> AIM OF THE TASK:
How many lines in the entries below contain the string "sales", matching case exactly? Reply with the number alone.

------------

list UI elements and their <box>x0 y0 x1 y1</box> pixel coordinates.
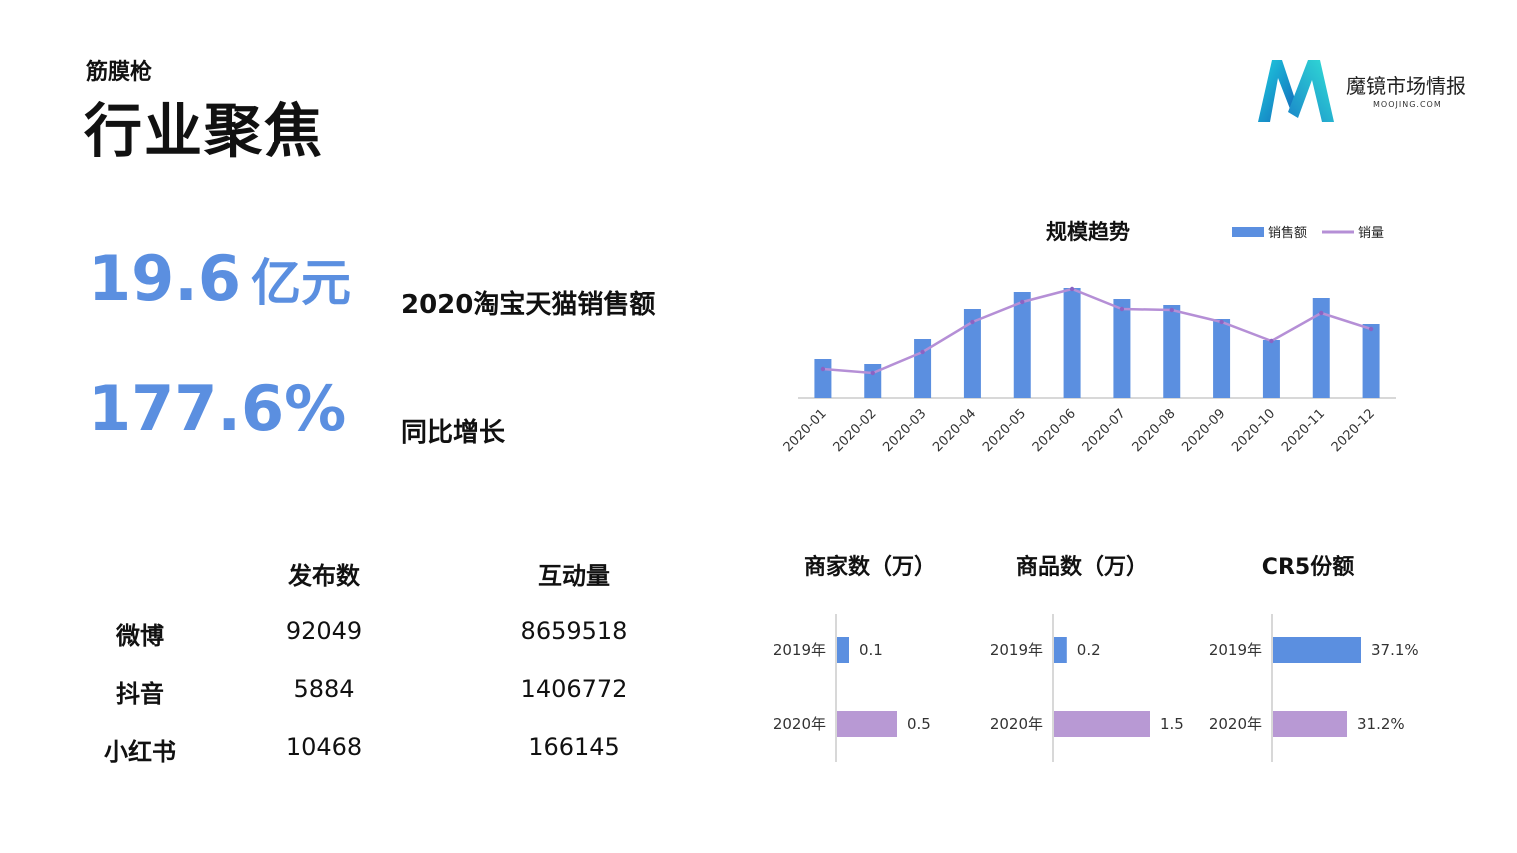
table-row-xiaohongshu-posts: 10468 <box>285 733 363 761</box>
trend-point-7 <box>1119 306 1125 312</box>
value-label-products-1: 0.2 <box>1077 641 1101 659</box>
bar-cr5-2 <box>1273 711 1348 737</box>
trend-point-5 <box>1020 299 1025 305</box>
trend-tick-4: 2020-04 <box>930 406 979 455</box>
trend-point-9 <box>1219 319 1224 325</box>
trend-bar-9 <box>1213 319 1231 398</box>
trend-point-8 <box>1169 307 1174 313</box>
bar-merchants-1 <box>837 637 849 663</box>
table-header-posts: 发布数 <box>288 562 360 590</box>
category-label-cr5-1: 2019年 <box>1209 641 1262 659</box>
trend-bar-11 <box>1312 298 1330 398</box>
trend-point-4 <box>970 319 975 325</box>
table-header-interactions: 互动量 <box>538 562 610 590</box>
trend-tick-6: 2020-06 <box>1030 406 1079 455</box>
category-label-products-1: 2019年 <box>990 641 1043 659</box>
table-row-douyin-interactions: 1406772 <box>520 675 628 703</box>
kpi-sales-number: 19.6 <box>88 242 241 315</box>
value-label-cr5-2: 31.2% <box>1357 715 1405 733</box>
bar-merchants-2 <box>837 711 897 737</box>
legend-line-label: 销量 <box>1358 226 1384 241</box>
table-row-douyin-name: 抖音 <box>116 680 164 708</box>
trend-tick-7: 2020-07 <box>1080 406 1129 455</box>
trend-bar-12 <box>1362 324 1380 398</box>
kpi-growth-label: 同比增长 <box>401 418 506 448</box>
trend-bar-7 <box>1113 299 1131 398</box>
trend-tick-12: 2020-12 <box>1329 406 1378 455</box>
logo-domain: MOOJING.COM <box>1373 100 1442 109</box>
trend-point-2 <box>870 370 875 376</box>
table-row-douyin-posts: 5884 <box>293 675 355 703</box>
chart-title-cr5: CR5份额 <box>1262 555 1354 580</box>
bar-products-1 <box>1054 637 1067 663</box>
value-label-merchants-2: 0.5 <box>907 715 931 733</box>
trend-bar-2 <box>864 364 882 398</box>
logo-name: 魔镜市场情报 <box>1346 74 1466 98</box>
category-label-merchants-1: 2019年 <box>773 641 826 659</box>
page-subtitle: 筋膜枪 <box>86 60 153 85</box>
trend-bar-4 <box>963 309 981 398</box>
trend-point-3 <box>920 349 925 355</box>
trend-bar-1 <box>814 359 832 398</box>
legend-bar-swatch <box>1232 227 1264 237</box>
trend-point-6 <box>1069 286 1075 292</box>
kpi-growth-value: 177.6% <box>88 372 347 445</box>
page-title: 行业聚焦 <box>84 97 325 165</box>
category-label-cr5-2: 2020年 <box>1209 715 1262 733</box>
chart-title-products: 商品数（万） <box>1016 554 1148 580</box>
trend-point-11 <box>1319 310 1324 316</box>
table-row-xiaohongshu-name: 小红书 <box>104 738 176 766</box>
category-label-merchants-2: 2020年 <box>773 715 826 733</box>
table-row-xiaohongshu-interactions: 166145 <box>528 733 620 761</box>
kpi-sales-value: 19.6 亿元 <box>88 242 351 315</box>
category-label-products-2: 2020年 <box>990 715 1043 733</box>
trend-tick-9: 2020-09 <box>1179 406 1228 455</box>
trend-point-10 <box>1269 338 1274 344</box>
value-label-products-2: 1.5 <box>1160 715 1184 733</box>
trend-tick-3: 2020-03 <box>880 406 929 455</box>
trend-chart-title: 规模趋势 <box>1046 220 1130 244</box>
value-label-merchants-1: 0.1 <box>859 641 883 659</box>
trend-bar-6 <box>1063 288 1081 398</box>
trend-point-12 <box>1368 326 1374 332</box>
bar-cr5-1 <box>1273 637 1361 663</box>
small-bar-charts: 商家数（万） 2019年 0.1 2020年 0.5 商品数（万） 2019年 0.2 2020… <box>773 554 1419 762</box>
table-row-weibo-name: 微博 <box>116 622 164 650</box>
bar-products-2 <box>1054 711 1150 737</box>
trend-bar-5 <box>1013 292 1031 398</box>
moojing-logo-icon <box>1258 60 1334 122</box>
trend-point-1 <box>820 366 826 372</box>
trend-tick-11: 2020-11 <box>1279 406 1328 455</box>
table-row-weibo-interactions: 8659518 <box>520 617 628 645</box>
legend-bar-label: 销售额 <box>1268 225 1307 241</box>
trend-tick-2: 2020-02 <box>831 406 880 455</box>
trend-tick-10: 2020-10 <box>1229 406 1278 455</box>
chart-title-merchants: 商家数（万） <box>804 554 936 580</box>
kpi-sales-unit: 亿元 <box>250 254 351 312</box>
value-label-cr5-1: 37.1% <box>1371 641 1419 659</box>
table-row-weibo-posts: 92049 <box>285 617 363 645</box>
logo: 魔镜市场情报 MOOJING.COM <box>1252 56 1492 126</box>
trend-tick-1: 2020-01 <box>781 406 830 455</box>
trend-bar-8 <box>1163 305 1181 398</box>
trend-tick-8: 2020-08 <box>1130 406 1179 455</box>
trend-bar-10 <box>1262 340 1280 398</box>
trend-line <box>822 287 1372 375</box>
kpi-sales-label: 2020淘宝天猫销售额 <box>401 290 656 320</box>
trend-tick-5: 2020-05 <box>980 406 1029 455</box>
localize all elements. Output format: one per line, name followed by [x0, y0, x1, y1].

------------

> RESULT OF THIS TASK:
4